(Items from a dataset)
## start
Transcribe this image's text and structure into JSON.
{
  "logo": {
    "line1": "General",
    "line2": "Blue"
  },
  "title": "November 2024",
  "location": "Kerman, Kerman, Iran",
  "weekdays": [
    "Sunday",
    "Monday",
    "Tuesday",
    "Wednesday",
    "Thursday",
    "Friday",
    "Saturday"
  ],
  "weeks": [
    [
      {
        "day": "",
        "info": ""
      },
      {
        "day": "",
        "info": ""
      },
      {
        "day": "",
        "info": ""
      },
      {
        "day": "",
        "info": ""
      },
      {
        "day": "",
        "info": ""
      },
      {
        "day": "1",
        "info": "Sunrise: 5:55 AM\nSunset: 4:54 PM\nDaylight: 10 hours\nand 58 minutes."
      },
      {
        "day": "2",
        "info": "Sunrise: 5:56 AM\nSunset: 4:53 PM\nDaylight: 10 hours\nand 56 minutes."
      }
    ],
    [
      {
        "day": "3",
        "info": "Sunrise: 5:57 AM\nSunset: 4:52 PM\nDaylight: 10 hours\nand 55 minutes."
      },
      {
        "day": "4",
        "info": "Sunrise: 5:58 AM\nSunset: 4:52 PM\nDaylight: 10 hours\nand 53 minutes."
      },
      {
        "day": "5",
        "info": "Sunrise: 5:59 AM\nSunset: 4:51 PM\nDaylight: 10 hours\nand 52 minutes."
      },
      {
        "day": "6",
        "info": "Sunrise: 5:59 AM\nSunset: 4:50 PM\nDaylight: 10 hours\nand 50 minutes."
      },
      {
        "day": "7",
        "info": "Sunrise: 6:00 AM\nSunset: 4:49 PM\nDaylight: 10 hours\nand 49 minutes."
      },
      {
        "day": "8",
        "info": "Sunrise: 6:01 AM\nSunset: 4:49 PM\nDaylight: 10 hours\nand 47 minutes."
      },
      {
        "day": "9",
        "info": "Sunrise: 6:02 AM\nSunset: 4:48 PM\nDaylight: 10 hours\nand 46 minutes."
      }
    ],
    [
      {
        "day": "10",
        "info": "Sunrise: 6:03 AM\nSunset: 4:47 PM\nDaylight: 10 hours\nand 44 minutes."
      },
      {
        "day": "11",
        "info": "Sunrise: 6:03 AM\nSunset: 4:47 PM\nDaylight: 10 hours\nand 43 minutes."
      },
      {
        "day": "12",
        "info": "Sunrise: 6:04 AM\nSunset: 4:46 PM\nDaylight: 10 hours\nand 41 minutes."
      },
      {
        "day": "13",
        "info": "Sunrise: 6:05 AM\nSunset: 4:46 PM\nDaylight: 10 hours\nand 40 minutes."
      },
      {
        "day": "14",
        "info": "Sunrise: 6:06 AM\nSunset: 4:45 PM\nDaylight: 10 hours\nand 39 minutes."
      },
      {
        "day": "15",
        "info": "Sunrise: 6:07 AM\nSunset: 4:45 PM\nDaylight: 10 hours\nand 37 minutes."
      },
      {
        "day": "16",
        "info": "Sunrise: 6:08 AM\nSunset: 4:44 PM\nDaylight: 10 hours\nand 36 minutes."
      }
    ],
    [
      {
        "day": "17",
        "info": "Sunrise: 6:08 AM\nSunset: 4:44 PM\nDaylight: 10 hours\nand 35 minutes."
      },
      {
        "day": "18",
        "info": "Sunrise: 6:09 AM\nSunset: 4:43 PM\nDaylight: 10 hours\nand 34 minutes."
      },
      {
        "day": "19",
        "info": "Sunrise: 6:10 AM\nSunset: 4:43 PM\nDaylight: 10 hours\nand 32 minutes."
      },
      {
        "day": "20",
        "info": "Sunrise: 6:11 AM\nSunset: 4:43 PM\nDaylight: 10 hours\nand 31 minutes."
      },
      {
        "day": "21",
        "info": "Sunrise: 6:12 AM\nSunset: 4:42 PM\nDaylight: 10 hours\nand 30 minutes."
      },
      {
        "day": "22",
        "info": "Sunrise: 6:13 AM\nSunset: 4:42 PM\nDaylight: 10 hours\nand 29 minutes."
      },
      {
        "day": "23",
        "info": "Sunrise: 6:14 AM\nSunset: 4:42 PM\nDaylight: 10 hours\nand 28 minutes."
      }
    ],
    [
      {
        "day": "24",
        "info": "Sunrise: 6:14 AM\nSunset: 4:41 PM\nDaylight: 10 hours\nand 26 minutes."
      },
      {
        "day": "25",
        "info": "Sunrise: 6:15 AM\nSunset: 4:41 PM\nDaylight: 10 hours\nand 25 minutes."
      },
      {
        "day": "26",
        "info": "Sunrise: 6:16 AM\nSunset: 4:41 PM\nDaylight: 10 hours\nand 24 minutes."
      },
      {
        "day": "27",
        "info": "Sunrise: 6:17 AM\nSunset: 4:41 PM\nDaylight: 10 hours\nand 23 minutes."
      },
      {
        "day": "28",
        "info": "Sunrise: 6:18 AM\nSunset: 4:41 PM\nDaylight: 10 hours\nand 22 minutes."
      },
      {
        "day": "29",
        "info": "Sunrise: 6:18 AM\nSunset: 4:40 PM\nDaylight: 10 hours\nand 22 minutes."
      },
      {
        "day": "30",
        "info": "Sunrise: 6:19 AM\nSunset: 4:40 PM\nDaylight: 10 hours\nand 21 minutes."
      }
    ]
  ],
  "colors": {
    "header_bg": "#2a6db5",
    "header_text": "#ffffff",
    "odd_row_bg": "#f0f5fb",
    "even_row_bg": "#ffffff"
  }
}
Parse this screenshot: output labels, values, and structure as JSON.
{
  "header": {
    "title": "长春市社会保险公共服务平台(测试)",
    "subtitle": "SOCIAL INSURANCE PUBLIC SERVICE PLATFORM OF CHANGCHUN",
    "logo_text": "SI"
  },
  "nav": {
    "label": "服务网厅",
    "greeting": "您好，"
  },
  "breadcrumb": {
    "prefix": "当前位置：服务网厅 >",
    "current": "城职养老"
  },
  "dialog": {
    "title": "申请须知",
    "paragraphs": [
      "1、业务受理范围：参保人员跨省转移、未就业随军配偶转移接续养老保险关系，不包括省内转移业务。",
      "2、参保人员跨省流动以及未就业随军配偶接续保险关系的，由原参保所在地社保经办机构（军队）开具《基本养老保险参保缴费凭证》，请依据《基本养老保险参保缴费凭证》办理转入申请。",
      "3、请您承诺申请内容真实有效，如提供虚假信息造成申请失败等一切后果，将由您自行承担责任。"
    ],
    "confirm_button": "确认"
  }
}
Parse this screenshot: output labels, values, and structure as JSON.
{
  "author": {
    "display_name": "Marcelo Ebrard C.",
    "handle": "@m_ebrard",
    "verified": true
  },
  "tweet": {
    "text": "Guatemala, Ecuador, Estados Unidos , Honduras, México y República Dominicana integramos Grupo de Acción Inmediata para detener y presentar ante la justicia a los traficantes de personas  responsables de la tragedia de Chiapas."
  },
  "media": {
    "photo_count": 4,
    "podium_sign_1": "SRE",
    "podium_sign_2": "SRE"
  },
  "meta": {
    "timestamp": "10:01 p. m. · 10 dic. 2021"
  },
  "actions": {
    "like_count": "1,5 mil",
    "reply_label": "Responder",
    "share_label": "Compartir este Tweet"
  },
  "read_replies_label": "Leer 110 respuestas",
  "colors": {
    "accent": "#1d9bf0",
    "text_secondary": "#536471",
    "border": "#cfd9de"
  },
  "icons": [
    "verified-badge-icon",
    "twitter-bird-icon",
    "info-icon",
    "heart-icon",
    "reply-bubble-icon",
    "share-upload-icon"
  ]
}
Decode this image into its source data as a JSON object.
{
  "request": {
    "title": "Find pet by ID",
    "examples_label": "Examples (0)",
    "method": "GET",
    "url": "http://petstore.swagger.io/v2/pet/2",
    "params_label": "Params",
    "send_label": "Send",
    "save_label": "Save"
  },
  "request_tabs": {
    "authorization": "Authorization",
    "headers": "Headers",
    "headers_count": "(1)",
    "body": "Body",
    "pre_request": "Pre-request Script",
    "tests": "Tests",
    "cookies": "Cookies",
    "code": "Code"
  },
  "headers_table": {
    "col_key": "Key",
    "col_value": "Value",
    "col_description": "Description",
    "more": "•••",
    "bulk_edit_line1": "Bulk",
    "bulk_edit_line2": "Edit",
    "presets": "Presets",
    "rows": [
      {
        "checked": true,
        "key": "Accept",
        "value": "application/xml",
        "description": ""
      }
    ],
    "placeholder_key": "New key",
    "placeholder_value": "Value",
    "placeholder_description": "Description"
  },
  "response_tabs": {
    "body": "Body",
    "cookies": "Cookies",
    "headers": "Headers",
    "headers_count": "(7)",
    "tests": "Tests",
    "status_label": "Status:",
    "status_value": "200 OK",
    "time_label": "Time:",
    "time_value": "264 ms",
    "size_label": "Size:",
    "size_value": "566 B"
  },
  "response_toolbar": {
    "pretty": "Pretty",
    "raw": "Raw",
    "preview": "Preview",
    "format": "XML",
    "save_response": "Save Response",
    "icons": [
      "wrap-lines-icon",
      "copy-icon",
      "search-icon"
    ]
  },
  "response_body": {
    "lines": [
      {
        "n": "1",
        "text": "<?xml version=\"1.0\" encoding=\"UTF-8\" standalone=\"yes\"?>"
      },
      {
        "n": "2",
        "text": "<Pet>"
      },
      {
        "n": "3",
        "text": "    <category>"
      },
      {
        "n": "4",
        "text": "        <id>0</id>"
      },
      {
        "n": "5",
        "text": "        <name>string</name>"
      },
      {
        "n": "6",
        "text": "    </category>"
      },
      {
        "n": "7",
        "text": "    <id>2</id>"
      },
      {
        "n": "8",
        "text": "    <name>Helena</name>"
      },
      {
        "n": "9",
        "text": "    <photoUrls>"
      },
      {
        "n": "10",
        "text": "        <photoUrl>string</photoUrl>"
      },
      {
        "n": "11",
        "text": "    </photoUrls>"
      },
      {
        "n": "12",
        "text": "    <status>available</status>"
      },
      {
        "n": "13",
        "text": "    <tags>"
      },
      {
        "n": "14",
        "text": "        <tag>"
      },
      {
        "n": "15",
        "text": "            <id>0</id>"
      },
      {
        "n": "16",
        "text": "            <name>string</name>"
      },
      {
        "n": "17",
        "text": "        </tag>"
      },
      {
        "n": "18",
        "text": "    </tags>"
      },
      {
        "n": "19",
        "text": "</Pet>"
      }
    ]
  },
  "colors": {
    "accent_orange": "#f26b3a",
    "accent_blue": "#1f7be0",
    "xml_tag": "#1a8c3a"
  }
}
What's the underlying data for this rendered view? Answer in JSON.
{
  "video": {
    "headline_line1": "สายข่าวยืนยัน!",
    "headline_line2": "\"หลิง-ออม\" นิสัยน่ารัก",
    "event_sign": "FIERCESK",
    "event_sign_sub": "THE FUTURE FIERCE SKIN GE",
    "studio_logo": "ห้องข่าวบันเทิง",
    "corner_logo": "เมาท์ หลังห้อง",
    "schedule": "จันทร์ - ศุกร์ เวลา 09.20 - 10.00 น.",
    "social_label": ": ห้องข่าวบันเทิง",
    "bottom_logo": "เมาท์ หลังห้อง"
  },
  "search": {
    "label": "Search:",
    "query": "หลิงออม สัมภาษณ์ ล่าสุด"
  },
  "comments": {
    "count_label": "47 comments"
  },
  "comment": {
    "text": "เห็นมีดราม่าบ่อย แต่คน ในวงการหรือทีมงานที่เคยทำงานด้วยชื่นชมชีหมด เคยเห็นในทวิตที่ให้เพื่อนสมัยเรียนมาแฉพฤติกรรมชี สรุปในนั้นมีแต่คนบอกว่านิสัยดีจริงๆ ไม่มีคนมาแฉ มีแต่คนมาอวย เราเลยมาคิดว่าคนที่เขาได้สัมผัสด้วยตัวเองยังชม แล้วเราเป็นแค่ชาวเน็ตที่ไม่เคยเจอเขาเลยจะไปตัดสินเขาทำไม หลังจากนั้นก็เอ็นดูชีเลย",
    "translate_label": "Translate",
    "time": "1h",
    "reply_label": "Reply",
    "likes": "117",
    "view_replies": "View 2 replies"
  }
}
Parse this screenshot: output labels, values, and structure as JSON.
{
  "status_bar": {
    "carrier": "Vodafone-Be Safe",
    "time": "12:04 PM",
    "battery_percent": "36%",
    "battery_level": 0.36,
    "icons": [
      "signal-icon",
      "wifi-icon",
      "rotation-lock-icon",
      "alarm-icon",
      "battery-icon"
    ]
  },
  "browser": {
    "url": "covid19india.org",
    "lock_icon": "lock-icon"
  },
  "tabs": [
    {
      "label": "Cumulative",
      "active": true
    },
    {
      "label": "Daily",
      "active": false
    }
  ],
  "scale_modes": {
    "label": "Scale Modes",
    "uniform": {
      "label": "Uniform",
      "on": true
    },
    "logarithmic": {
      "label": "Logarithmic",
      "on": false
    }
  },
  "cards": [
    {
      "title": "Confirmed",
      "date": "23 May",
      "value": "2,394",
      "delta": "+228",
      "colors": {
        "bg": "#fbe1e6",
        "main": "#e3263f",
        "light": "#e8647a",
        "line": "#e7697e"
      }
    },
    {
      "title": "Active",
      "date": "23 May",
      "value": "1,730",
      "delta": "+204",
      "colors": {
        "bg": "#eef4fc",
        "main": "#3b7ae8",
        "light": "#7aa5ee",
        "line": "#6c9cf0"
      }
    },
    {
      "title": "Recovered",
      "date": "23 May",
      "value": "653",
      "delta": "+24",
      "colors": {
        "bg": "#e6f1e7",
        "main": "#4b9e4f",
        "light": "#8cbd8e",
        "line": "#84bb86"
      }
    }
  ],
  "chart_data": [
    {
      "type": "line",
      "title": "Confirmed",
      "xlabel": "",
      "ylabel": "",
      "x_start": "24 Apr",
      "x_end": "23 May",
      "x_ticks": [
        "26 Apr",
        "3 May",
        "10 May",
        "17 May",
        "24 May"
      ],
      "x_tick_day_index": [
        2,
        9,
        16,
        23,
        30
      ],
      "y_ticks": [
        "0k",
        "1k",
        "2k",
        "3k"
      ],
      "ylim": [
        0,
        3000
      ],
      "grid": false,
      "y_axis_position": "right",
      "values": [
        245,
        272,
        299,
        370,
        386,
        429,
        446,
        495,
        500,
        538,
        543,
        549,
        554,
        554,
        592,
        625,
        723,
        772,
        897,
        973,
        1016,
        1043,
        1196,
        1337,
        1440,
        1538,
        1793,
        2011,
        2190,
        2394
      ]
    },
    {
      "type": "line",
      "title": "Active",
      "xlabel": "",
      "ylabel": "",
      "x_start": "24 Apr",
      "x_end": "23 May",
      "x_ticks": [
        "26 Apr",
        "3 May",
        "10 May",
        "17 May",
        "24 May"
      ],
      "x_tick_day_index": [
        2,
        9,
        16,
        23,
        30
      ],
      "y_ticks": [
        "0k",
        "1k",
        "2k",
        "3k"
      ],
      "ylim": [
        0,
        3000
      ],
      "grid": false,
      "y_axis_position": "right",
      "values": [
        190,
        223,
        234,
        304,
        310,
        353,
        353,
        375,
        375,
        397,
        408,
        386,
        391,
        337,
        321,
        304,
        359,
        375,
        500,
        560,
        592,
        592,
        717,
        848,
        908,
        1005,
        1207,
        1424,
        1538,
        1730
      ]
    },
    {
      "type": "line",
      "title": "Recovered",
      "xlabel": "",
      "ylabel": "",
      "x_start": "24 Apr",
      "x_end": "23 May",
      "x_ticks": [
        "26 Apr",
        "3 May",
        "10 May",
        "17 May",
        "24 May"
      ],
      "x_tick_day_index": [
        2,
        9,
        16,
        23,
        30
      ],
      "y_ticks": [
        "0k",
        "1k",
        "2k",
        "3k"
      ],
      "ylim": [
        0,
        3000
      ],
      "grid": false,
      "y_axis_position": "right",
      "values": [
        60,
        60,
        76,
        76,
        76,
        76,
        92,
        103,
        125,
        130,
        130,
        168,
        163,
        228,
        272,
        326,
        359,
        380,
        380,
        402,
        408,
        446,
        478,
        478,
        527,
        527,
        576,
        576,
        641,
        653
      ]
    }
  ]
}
## end
* [What is needed]:
Work through the listing above and report how many lines include the string "main", with no other text.

* [Response to this task]:
3